### Stored data
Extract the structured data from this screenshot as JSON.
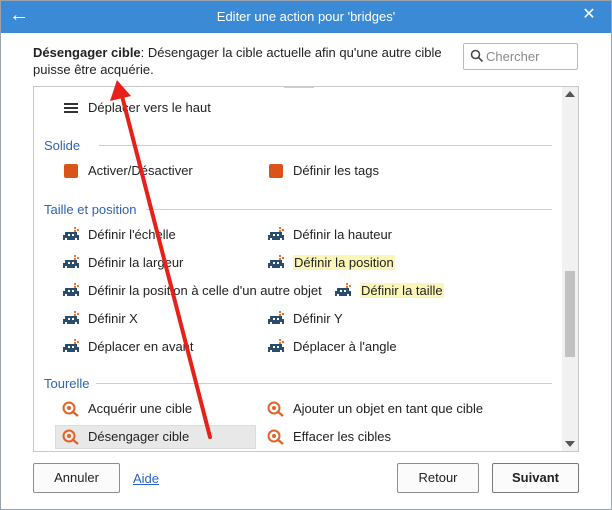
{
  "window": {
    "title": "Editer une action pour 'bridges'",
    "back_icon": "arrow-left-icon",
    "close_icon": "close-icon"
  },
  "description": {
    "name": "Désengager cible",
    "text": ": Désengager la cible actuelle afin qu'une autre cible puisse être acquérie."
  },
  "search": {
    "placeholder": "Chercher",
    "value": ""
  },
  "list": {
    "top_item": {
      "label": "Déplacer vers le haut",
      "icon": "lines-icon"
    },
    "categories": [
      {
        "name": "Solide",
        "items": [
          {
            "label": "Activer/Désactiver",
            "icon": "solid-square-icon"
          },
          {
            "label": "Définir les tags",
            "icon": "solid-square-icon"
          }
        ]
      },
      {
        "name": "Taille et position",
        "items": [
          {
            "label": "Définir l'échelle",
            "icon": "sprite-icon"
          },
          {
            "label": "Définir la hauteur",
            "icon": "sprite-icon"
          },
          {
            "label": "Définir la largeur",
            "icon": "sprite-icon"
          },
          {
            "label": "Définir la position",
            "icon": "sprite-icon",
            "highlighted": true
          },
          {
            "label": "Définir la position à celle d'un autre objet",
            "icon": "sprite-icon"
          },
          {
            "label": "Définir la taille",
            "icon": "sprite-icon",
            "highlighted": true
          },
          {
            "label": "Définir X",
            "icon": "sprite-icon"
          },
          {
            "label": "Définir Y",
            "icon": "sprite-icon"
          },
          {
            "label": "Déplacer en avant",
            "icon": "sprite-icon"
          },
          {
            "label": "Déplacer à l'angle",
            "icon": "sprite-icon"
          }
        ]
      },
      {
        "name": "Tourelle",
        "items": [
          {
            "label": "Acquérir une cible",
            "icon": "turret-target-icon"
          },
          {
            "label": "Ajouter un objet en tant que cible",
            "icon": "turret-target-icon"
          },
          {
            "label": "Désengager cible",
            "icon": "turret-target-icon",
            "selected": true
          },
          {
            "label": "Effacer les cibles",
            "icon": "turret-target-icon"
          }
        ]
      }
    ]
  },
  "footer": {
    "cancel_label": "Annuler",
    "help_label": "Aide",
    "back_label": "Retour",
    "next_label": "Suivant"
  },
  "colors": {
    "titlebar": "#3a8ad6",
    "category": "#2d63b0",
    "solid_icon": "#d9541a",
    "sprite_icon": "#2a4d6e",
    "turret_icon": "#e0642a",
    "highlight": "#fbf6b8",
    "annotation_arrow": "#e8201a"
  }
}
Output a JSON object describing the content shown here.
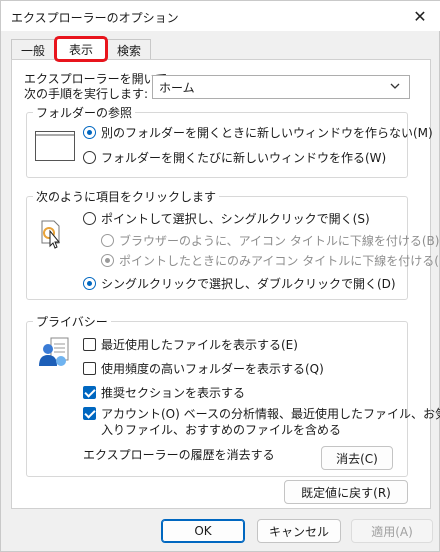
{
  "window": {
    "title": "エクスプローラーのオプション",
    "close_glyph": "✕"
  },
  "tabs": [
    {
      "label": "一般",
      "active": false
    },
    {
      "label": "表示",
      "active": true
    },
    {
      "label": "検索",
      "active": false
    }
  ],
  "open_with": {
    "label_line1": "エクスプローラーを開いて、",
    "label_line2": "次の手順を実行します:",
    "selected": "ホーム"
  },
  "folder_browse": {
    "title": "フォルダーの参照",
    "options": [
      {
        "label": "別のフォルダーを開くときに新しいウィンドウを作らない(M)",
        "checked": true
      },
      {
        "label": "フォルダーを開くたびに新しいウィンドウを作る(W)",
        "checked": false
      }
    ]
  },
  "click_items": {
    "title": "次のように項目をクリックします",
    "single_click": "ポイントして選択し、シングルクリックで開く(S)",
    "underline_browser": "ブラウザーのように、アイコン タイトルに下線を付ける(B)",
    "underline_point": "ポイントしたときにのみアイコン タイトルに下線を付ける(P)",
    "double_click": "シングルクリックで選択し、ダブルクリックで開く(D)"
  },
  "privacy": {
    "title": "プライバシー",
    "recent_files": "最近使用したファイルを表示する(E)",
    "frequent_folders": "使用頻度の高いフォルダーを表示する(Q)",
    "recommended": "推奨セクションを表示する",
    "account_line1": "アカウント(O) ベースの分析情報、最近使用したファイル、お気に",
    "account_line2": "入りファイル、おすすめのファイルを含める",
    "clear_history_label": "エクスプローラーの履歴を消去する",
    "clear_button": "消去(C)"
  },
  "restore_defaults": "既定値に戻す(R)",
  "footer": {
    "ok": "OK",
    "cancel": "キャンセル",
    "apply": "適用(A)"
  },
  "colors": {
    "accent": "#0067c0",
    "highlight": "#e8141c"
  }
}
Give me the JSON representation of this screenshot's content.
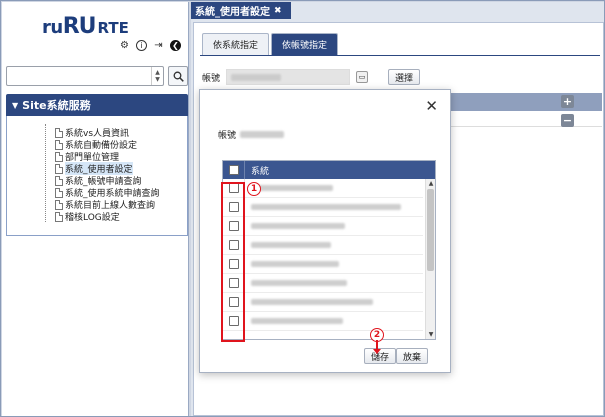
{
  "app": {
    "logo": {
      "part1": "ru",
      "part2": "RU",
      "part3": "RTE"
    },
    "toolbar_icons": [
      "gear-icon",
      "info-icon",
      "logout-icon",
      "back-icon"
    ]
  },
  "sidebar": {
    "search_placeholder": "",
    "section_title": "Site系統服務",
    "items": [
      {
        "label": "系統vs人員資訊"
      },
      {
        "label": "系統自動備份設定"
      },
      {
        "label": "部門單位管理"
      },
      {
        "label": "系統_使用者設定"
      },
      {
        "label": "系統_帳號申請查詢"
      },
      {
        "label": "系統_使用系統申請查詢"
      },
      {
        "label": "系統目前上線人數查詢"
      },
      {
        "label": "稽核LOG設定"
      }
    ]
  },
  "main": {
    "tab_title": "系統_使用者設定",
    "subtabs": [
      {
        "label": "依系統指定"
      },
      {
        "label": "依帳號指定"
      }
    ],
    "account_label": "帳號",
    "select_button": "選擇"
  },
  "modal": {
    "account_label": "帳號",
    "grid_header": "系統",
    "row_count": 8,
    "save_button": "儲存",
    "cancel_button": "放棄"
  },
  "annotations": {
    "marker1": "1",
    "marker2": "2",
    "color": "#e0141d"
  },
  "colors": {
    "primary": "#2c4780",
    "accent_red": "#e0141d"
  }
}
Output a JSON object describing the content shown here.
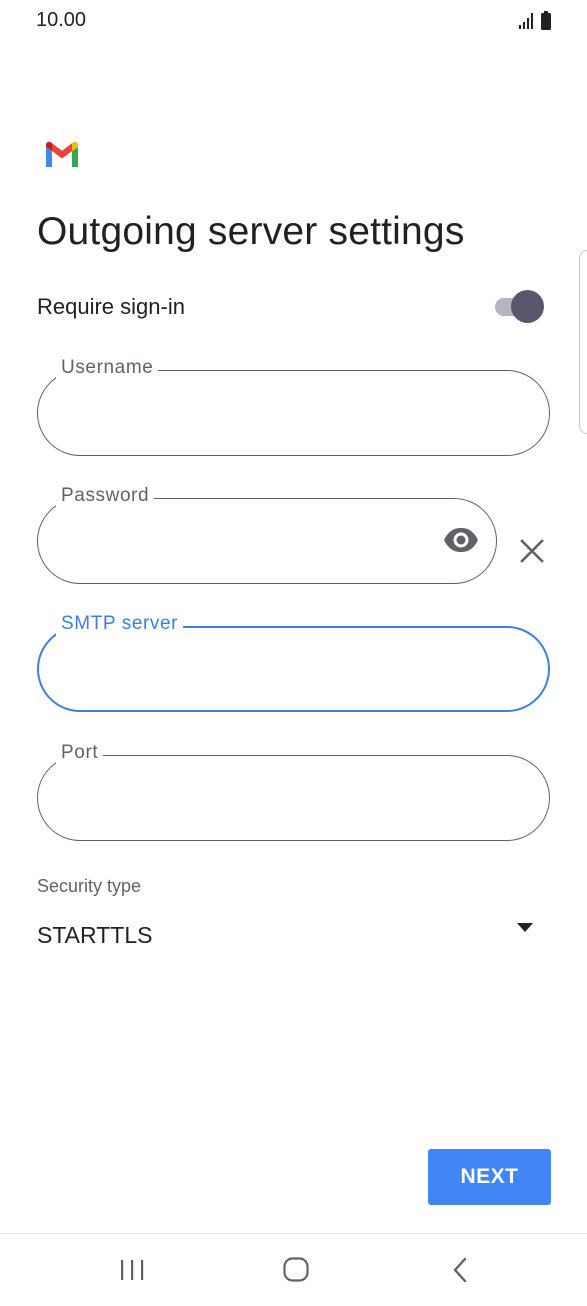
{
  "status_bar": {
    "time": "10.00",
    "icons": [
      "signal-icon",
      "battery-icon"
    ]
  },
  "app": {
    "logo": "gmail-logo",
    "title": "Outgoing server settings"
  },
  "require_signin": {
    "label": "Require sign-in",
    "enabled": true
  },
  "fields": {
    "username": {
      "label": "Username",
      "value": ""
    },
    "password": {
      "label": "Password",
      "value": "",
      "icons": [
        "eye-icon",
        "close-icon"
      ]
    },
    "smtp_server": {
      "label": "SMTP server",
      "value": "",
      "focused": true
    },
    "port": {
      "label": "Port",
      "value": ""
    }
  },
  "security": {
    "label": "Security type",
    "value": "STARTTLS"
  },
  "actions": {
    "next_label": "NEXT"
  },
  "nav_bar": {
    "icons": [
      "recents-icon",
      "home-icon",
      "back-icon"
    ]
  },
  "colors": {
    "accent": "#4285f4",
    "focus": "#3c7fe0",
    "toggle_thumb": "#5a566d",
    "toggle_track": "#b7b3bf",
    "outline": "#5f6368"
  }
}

### DIRECTIVE
What comes back should match the records exactly, minus any pictures.

### FULL RESPONSE
Extract the structured data from this screenshot as JSON.
{
  "window": {
    "title": "Editer une action pour 'bridges'",
    "back_icon": "arrow-left-icon",
    "close_icon": "close-icon"
  },
  "description": {
    "name": "Désengager cible",
    "text": ": Désengager la cible actuelle afin qu'une autre cible puisse être acquérie."
  },
  "search": {
    "placeholder": "Chercher",
    "value": ""
  },
  "list": {
    "top_item": {
      "label": "Déplacer vers le haut",
      "icon": "lines-icon"
    },
    "categories": [
      {
        "name": "Solide",
        "items": [
          {
            "label": "Activer/Désactiver",
            "icon": "solid-square-icon"
          },
          {
            "label": "Définir les tags",
            "icon": "solid-square-icon"
          }
        ]
      },
      {
        "name": "Taille et position",
        "items": [
          {
            "label": "Définir l'échelle",
            "icon": "sprite-icon"
          },
          {
            "label": "Définir la hauteur",
            "icon": "sprite-icon"
          },
          {
            "label": "Définir la largeur",
            "icon": "sprite-icon"
          },
          {
            "label": "Définir la position",
            "icon": "sprite-icon",
            "highlighted": true
          },
          {
            "label": "Définir la position à celle d'un autre objet",
            "icon": "sprite-icon"
          },
          {
            "label": "Définir la taille",
            "icon": "sprite-icon",
            "highlighted": true
          },
          {
            "label": "Définir X",
            "icon": "sprite-icon"
          },
          {
            "label": "Définir Y",
            "icon": "sprite-icon"
          },
          {
            "label": "Déplacer en avant",
            "icon": "sprite-icon"
          },
          {
            "label": "Déplacer à l'angle",
            "icon": "sprite-icon"
          }
        ]
      },
      {
        "name": "Tourelle",
        "items": [
          {
            "label": "Acquérir une cible",
            "icon": "turret-target-icon"
          },
          {
            "label": "Ajouter un objet en tant que cible",
            "icon": "turret-target-icon"
          },
          {
            "label": "Désengager cible",
            "icon": "turret-target-icon",
            "selected": true
          },
          {
            "label": "Effacer les cibles",
            "icon": "turret-target-icon"
          }
        ]
      }
    ]
  },
  "footer": {
    "cancel_label": "Annuler",
    "help_label": "Aide",
    "back_label": "Retour",
    "next_label": "Suivant"
  },
  "colors": {
    "titlebar": "#3a8ad6",
    "category": "#2d63b0",
    "solid_icon": "#d9541a",
    "sprite_icon": "#2a4d6e",
    "turret_icon": "#e0642a",
    "highlight": "#fbf6b8",
    "annotation_arrow": "#e8201a"
  }
}
Output a JSON object describing the content shown here.
{
  "window": {
    "title": "エクスプローラーのオプション",
    "close_glyph": "✕"
  },
  "tabs": [
    {
      "label": "一般",
      "active": false
    },
    {
      "label": "表示",
      "active": true
    },
    {
      "label": "検索",
      "active": false
    }
  ],
  "open_with": {
    "label_line1": "エクスプローラーを開いて、",
    "label_line2": "次の手順を実行します:",
    "selected": "ホーム"
  },
  "folder_browse": {
    "title": "フォルダーの参照",
    "options": [
      {
        "label": "別のフォルダーを開くときに新しいウィンドウを作らない(M)",
        "checked": true
      },
      {
        "label": "フォルダーを開くたびに新しいウィンドウを作る(W)",
        "checked": false
      }
    ]
  },
  "click_items": {
    "title": "次のように項目をクリックします",
    "single_click": "ポイントして選択し、シングルクリックで開く(S)",
    "underline_browser": "ブラウザーのように、アイコン タイトルに下線を付ける(B)",
    "underline_point": "ポイントしたときにのみアイコン タイトルに下線を付ける(P)",
    "double_click": "シングルクリックで選択し、ダブルクリックで開く(D)"
  },
  "privacy": {
    "title": "プライバシー",
    "recent_files": "最近使用したファイルを表示する(E)",
    "frequent_folders": "使用頻度の高いフォルダーを表示する(Q)",
    "recommended": "推奨セクションを表示する",
    "account_line1": "アカウント(O) ベースの分析情報、最近使用したファイル、お気に",
    "account_line2": "入りファイル、おすすめのファイルを含める",
    "clear_history_label": "エクスプローラーの履歴を消去する",
    "clear_button": "消去(C)"
  },
  "restore_defaults": "既定値に戻す(R)",
  "footer": {
    "ok": "OK",
    "cancel": "キャンセル",
    "apply": "適用(A)"
  },
  "colors": {
    "accent": "#0067c0",
    "highlight": "#e8141c"
  }
}
Give me the JSON representation of this screenshot's content.
{
  "app": {
    "logo": {
      "part1": "ru",
      "part2": "RU",
      "part3": "RTE"
    },
    "toolbar_icons": [
      "gear-icon",
      "info-icon",
      "logout-icon",
      "back-icon"
    ]
  },
  "sidebar": {
    "search_placeholder": "",
    "section_title": "Site系統服務",
    "items": [
      {
        "label": "系統vs人員資訊"
      },
      {
        "label": "系統自動備份設定"
      },
      {
        "label": "部門單位管理"
      },
      {
        "label": "系統_使用者設定"
      },
      {
        "label": "系統_帳號申請查詢"
      },
      {
        "label": "系統_使用系統申請查詢"
      },
      {
        "label": "系統目前上線人數查詢"
      },
      {
        "label": "稽核LOG設定"
      }
    ]
  },
  "main": {
    "tab_title": "系統_使用者設定",
    "subtabs": [
      {
        "label": "依系統指定"
      },
      {
        "label": "依帳號指定"
      }
    ],
    "account_label": "帳號",
    "select_button": "選擇"
  },
  "modal": {
    "account_label": "帳號",
    "grid_header": "系統",
    "row_count": 8,
    "save_button": "儲存",
    "cancel_button": "放棄"
  },
  "annotations": {
    "marker1": "1",
    "marker2": "2",
    "color": "#e0141d"
  },
  "colors": {
    "primary": "#2c4780",
    "accent_red": "#e0141d"
  }
}
Output a JSON object describing the content shown here.
{
  "status_bar": {
    "time": "10.00",
    "icons": [
      "signal-icon",
      "battery-icon"
    ]
  },
  "app": {
    "logo": "gmail-logo",
    "title": "Outgoing server settings"
  },
  "require_signin": {
    "label": "Require sign-in",
    "enabled": true
  },
  "fields": {
    "username": {
      "label": "Username",
      "value": ""
    },
    "password": {
      "label": "Password",
      "value": "",
      "icons": [
        "eye-icon",
        "close-icon"
      ]
    },
    "smtp_server": {
      "label": "SMTP server",
      "value": "",
      "focused": true
    },
    "port": {
      "label": "Port",
      "value": ""
    }
  },
  "security": {
    "label": "Security type",
    "value": "STARTTLS"
  },
  "actions": {
    "next_label": "NEXT"
  },
  "nav_bar": {
    "icons": [
      "recents-icon",
      "home-icon",
      "back-icon"
    ]
  },
  "colors": {
    "accent": "#4285f4",
    "focus": "#3c7fe0",
    "toggle_thumb": "#5a566d",
    "toggle_track": "#b7b3bf",
    "outline": "#5f6368"
  }
}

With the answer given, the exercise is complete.